=== Exercise text ===
>>>

The 1991–92 Liverpool F.C. season was the 100th season in club history and Graeme Souness's first full season as manager of the club. The manager needed heart surgery in April, only to be present when Liverpool won the final of the FA Cup the following month. However, it was a disappointing season in the league for Liverpool, whose sixth-place finish was their first outside the top two since 1981.

Souness reshaped his side substantially over the close season. Out went older players including Peter Beardsley, David Speedie and Gary Gillespie as well as the young Steve Staunton, and in came £2.9million national record signing Dean Saunders from Derby County along with his Derby colleague, defender Mark Wright. He also forked out for Rangers midfielder Mark Walters and blooded in young talent in midfield in the shape of Steve McManaman and Jamie Redknapp, and just after the season began he drafted in Rob Jones from Fourth Division Crewe Alexandra, and within a few months the player, barely in his twenties, was representing England at senior level.

On his way out of Anfield halfway through the season was midfielder Steve McMahon to Manchester City, followed by defender Barry Venison to Newcastle United at the end of it. Mid season also saw the arrival of midfielder Michael Thomas from Arsenal, two and a half years after the player's goal for his former club had denied Liverpool the league title. Thomas ended the season by scoring one of Liverpool's two goals in the FA Cup final against Sunderland, the other coming from Ian Rush.

<<<

=== Information ===
>>>

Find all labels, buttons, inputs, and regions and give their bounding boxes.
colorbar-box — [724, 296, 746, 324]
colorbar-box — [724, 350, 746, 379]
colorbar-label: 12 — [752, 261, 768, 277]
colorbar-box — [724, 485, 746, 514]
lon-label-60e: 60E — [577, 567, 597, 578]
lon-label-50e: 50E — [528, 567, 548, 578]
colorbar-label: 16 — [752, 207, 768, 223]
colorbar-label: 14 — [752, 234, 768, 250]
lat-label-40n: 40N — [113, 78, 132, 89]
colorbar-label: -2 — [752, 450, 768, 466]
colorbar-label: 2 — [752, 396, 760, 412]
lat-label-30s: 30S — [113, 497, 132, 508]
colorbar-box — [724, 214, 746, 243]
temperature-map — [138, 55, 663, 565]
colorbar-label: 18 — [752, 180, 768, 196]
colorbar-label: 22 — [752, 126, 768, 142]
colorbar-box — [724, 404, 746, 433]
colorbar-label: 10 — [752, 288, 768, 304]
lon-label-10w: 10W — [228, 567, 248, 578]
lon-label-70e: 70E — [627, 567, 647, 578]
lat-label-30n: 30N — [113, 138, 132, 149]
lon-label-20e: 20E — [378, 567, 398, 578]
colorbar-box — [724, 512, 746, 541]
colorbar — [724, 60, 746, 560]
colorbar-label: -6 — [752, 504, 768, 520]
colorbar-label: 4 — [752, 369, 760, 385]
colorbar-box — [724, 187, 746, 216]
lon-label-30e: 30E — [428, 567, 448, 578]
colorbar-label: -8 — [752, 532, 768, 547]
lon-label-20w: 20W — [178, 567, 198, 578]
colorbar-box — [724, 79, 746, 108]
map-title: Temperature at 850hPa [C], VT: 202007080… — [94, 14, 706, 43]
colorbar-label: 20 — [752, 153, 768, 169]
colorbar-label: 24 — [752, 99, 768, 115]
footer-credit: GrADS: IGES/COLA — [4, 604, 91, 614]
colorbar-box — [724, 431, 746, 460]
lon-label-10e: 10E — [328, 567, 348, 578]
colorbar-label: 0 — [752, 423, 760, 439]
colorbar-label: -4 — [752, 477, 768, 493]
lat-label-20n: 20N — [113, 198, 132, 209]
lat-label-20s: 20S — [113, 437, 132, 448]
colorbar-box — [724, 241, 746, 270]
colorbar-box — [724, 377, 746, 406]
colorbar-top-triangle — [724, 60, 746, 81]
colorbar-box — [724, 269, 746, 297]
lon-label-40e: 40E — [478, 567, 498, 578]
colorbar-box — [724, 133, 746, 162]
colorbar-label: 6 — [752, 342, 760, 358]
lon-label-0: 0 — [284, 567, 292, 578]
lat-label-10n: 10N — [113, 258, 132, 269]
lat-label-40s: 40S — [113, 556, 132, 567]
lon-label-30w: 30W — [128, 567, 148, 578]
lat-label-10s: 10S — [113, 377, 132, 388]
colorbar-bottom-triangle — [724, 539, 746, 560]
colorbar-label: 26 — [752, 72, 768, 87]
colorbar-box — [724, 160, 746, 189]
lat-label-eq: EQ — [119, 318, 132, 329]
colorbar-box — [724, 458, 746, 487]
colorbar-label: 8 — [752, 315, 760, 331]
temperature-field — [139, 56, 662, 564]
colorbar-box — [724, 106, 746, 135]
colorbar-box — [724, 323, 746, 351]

<<<

=== Directions ===
For each statement, say whether it agrees with the text on Liverpool's 1991–92 season, answering yes or no and quoting the exact words of the text that decide it.
1. Dean Saunders joined Liverpool from Derby County.
2. Steve McMahon left Liverpool for Newcastle United.
3. Liverpool finished second in the league that season.
The data has nothing to do with what follows it.

=== Response area ===
1. Yes: "£2.9million national record signing Dean Saunders from Derby County"
2. No: "midfielder Steve McMahon to Manchester City"
3. No: "whose sixth-place finish was their first outside the top two since 1981"